* [WHAT TO PRODUCE]:
Copy out the entries in full and with complete accuracy; pictures are excluded.

* * * * * * * * *

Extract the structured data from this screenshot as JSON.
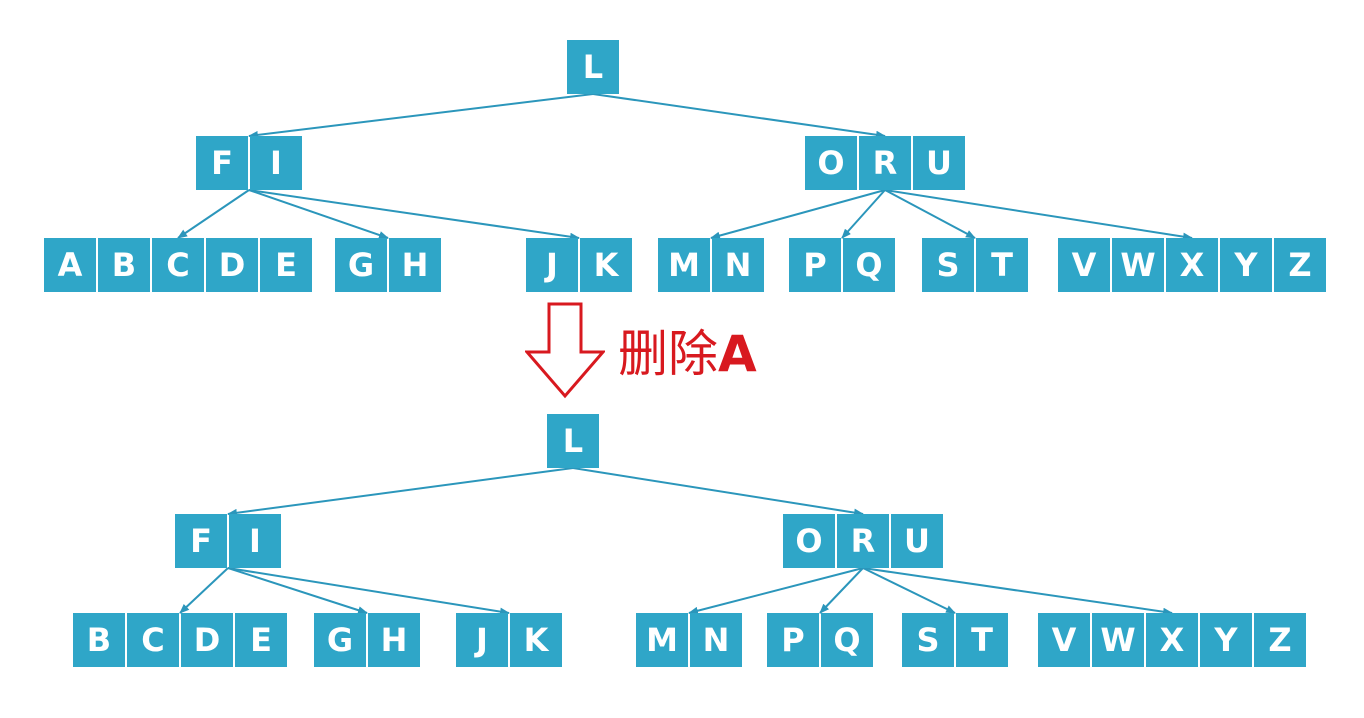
{
  "colors": {
    "node": "#2fa6c8",
    "edge": "#2b96bb",
    "text": "#ffffff",
    "arrow": "#d8191f"
  },
  "caption": {
    "verb": "删除",
    "key": "A"
  },
  "trees": [
    {
      "id": "before",
      "nodes": [
        {
          "id": "root",
          "keys": [
            "L"
          ]
        },
        {
          "id": "left",
          "keys": [
            "F",
            "I"
          ]
        },
        {
          "id": "right",
          "keys": [
            "O",
            "R",
            "U"
          ]
        },
        {
          "id": "leaf1",
          "keys": [
            "A",
            "B",
            "C",
            "D",
            "E"
          ]
        },
        {
          "id": "leaf2",
          "keys": [
            "G",
            "H"
          ]
        },
        {
          "id": "leaf3",
          "keys": [
            "J",
            "K"
          ]
        },
        {
          "id": "leaf4",
          "keys": [
            "M",
            "N"
          ]
        },
        {
          "id": "leaf5",
          "keys": [
            "P",
            "Q"
          ]
        },
        {
          "id": "leaf6",
          "keys": [
            "S",
            "T"
          ]
        },
        {
          "id": "leaf7",
          "keys": [
            "V",
            "W",
            "X",
            "Y",
            "Z"
          ]
        }
      ],
      "edges": [
        [
          "root",
          "left"
        ],
        [
          "root",
          "right"
        ],
        [
          "left",
          "leaf1"
        ],
        [
          "left",
          "leaf2"
        ],
        [
          "left",
          "leaf3"
        ],
        [
          "right",
          "leaf4"
        ],
        [
          "right",
          "leaf5"
        ],
        [
          "right",
          "leaf6"
        ],
        [
          "right",
          "leaf7"
        ]
      ]
    },
    {
      "id": "after",
      "nodes": [
        {
          "id": "root",
          "keys": [
            "L"
          ]
        },
        {
          "id": "left",
          "keys": [
            "F",
            "I"
          ]
        },
        {
          "id": "right",
          "keys": [
            "O",
            "R",
            "U"
          ]
        },
        {
          "id": "leaf1",
          "keys": [
            "B",
            "C",
            "D",
            "E"
          ]
        },
        {
          "id": "leaf2",
          "keys": [
            "G",
            "H"
          ]
        },
        {
          "id": "leaf3",
          "keys": [
            "J",
            "K"
          ]
        },
        {
          "id": "leaf4",
          "keys": [
            "M",
            "N"
          ]
        },
        {
          "id": "leaf5",
          "keys": [
            "P",
            "Q"
          ]
        },
        {
          "id": "leaf6",
          "keys": [
            "S",
            "T"
          ]
        },
        {
          "id": "leaf7",
          "keys": [
            "V",
            "W",
            "X",
            "Y",
            "Z"
          ]
        }
      ],
      "edges": [
        [
          "root",
          "left"
        ],
        [
          "root",
          "right"
        ],
        [
          "left",
          "leaf1"
        ],
        [
          "left",
          "leaf2"
        ],
        [
          "left",
          "leaf3"
        ],
        [
          "right",
          "leaf4"
        ],
        [
          "right",
          "leaf5"
        ],
        [
          "right",
          "leaf6"
        ],
        [
          "right",
          "leaf7"
        ]
      ]
    }
  ]
}
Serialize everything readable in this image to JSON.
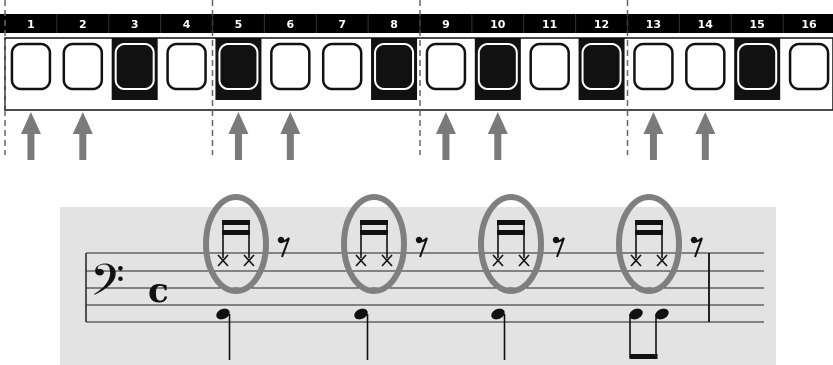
{
  "sequencer": {
    "steps": [
      {
        "number": "1",
        "lit": false,
        "arrow": true
      },
      {
        "number": "2",
        "lit": false,
        "arrow": true
      },
      {
        "number": "3",
        "lit": true,
        "arrow": false
      },
      {
        "number": "4",
        "lit": false,
        "arrow": false
      },
      {
        "number": "5",
        "lit": true,
        "arrow": true
      },
      {
        "number": "6",
        "lit": false,
        "arrow": true
      },
      {
        "number": "7",
        "lit": false,
        "arrow": false
      },
      {
        "number": "8",
        "lit": true,
        "arrow": false
      },
      {
        "number": "9",
        "lit": false,
        "arrow": true
      },
      {
        "number": "10",
        "lit": true,
        "arrow": true
      },
      {
        "number": "11",
        "lit": false,
        "arrow": false
      },
      {
        "number": "12",
        "lit": true,
        "arrow": false
      },
      {
        "number": "13",
        "lit": false,
        "arrow": true
      },
      {
        "number": "14",
        "lit": false,
        "arrow": true
      },
      {
        "number": "15",
        "lit": true,
        "arrow": false
      },
      {
        "number": "16",
        "lit": false,
        "arrow": false
      }
    ]
  },
  "notation": {
    "clef": "𝄢",
    "time_signature": "c",
    "beats": [
      {
        "highlighted": true,
        "bass_notes": 1
      },
      {
        "highlighted": true,
        "bass_notes": 1
      },
      {
        "highlighted": true,
        "bass_notes": 1
      },
      {
        "highlighted": true,
        "bass_notes": 2
      }
    ]
  },
  "colors": {
    "strip": "#000000",
    "button_border": "#111111",
    "lit_button": "#111111",
    "arrow": "#7a7a7a",
    "highlight_ring": "#7f7f7f",
    "staff_background": "#e3e3e3",
    "dashed_separator": "#666666"
  }
}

* * * * * * * * *

* [ANSWER FOR THIS EXERCISE]:
Extract the structured data from this screenshot as JSON.
{
  "colors": {
    "node": "#2fa6c8",
    "edge": "#2b96bb",
    "text": "#ffffff",
    "arrow": "#d8191f"
  },
  "caption": {
    "verb": "删除",
    "key": "A"
  },
  "trees": [
    {
      "id": "before",
      "nodes": [
        {
          "id": "root",
          "keys": [
            "L"
          ]
        },
        {
          "id": "left",
          "keys": [
            "F",
            "I"
          ]
        },
        {
          "id": "right",
          "keys": [
            "O",
            "R",
            "U"
          ]
        },
        {
          "id": "leaf1",
          "keys": [
            "A",
            "B",
            "C",
            "D",
            "E"
          ]
        },
        {
          "id": "leaf2",
          "keys": [
            "G",
            "H"
          ]
        },
        {
          "id": "leaf3",
          "keys": [
            "J",
            "K"
          ]
        },
        {
          "id": "leaf4",
          "keys": [
            "M",
            "N"
          ]
        },
        {
          "id": "leaf5",
          "keys": [
            "P",
            "Q"
          ]
        },
        {
          "id": "leaf6",
          "keys": [
            "S",
            "T"
          ]
        },
        {
          "id": "leaf7",
          "keys": [
            "V",
            "W",
            "X",
            "Y",
            "Z"
          ]
        }
      ],
      "edges": [
        [
          "root",
          "left"
        ],
        [
          "root",
          "right"
        ],
        [
          "left",
          "leaf1"
        ],
        [
          "left",
          "leaf2"
        ],
        [
          "left",
          "leaf3"
        ],
        [
          "right",
          "leaf4"
        ],
        [
          "right",
          "leaf5"
        ],
        [
          "right",
          "leaf6"
        ],
        [
          "right",
          "leaf7"
        ]
      ]
    },
    {
      "id": "after",
      "nodes": [
        {
          "id": "root",
          "keys": [
            "L"
          ]
        },
        {
          "id": "left",
          "keys": [
            "F",
            "I"
          ]
        },
        {
          "id": "right",
          "keys": [
            "O",
            "R",
            "U"
          ]
        },
        {
          "id": "leaf1",
          "keys": [
            "B",
            "C",
            "D",
            "E"
          ]
        },
        {
          "id": "leaf2",
          "keys": [
            "G",
            "H"
          ]
        },
        {
          "id": "leaf3",
          "keys": [
            "J",
            "K"
          ]
        },
        {
          "id": "leaf4",
          "keys": [
            "M",
            "N"
          ]
        },
        {
          "id": "leaf5",
          "keys": [
            "P",
            "Q"
          ]
        },
        {
          "id": "leaf6",
          "keys": [
            "S",
            "T"
          ]
        },
        {
          "id": "leaf7",
          "keys": [
            "V",
            "W",
            "X",
            "Y",
            "Z"
          ]
        }
      ],
      "edges": [
        [
          "root",
          "left"
        ],
        [
          "root",
          "right"
        ],
        [
          "left",
          "leaf1"
        ],
        [
          "left",
          "leaf2"
        ],
        [
          "left",
          "leaf3"
        ],
        [
          "right",
          "leaf4"
        ],
        [
          "right",
          "leaf5"
        ],
        [
          "right",
          "leaf6"
        ],
        [
          "right",
          "leaf7"
        ]
      ]
    }
  ]
}
Serialize everything readable in this image to JSON.
{
  "sequencer": {
    "steps": [
      {
        "number": "1",
        "lit": false,
        "arrow": true
      },
      {
        "number": "2",
        "lit": false,
        "arrow": true
      },
      {
        "number": "3",
        "lit": true,
        "arrow": false
      },
      {
        "number": "4",
        "lit": false,
        "arrow": false
      },
      {
        "number": "5",
        "lit": true,
        "arrow": true
      },
      {
        "number": "6",
        "lit": false,
        "arrow": true
      },
      {
        "number": "7",
        "lit": false,
        "arrow": false
      },
      {
        "number": "8",
        "lit": true,
        "arrow": false
      },
      {
        "number": "9",
        "lit": false,
        "arrow": true
      },
      {
        "number": "10",
        "lit": true,
        "arrow": true
      },
      {
        "number": "11",
        "lit": false,
        "arrow": false
      },
      {
        "number": "12",
        "lit": true,
        "arrow": false
      },
      {
        "number": "13",
        "lit": false,
        "arrow": true
      },
      {
        "number": "14",
        "lit": false,
        "arrow": true
      },
      {
        "number": "15",
        "lit": true,
        "arrow": false
      },
      {
        "number": "16",
        "lit": false,
        "arrow": false
      }
    ]
  },
  "notation": {
    "clef": "𝄢",
    "time_signature": "c",
    "beats": [
      {
        "highlighted": true,
        "bass_notes": 1
      },
      {
        "highlighted": true,
        "bass_notes": 1
      },
      {
        "highlighted": true,
        "bass_notes": 1
      },
      {
        "highlighted": true,
        "bass_notes": 2
      }
    ]
  },
  "colors": {
    "strip": "#000000",
    "button_border": "#111111",
    "lit_button": "#111111",
    "arrow": "#7a7a7a",
    "highlight_ring": "#7f7f7f",
    "staff_background": "#e3e3e3",
    "dashed_separator": "#666666"
  }
}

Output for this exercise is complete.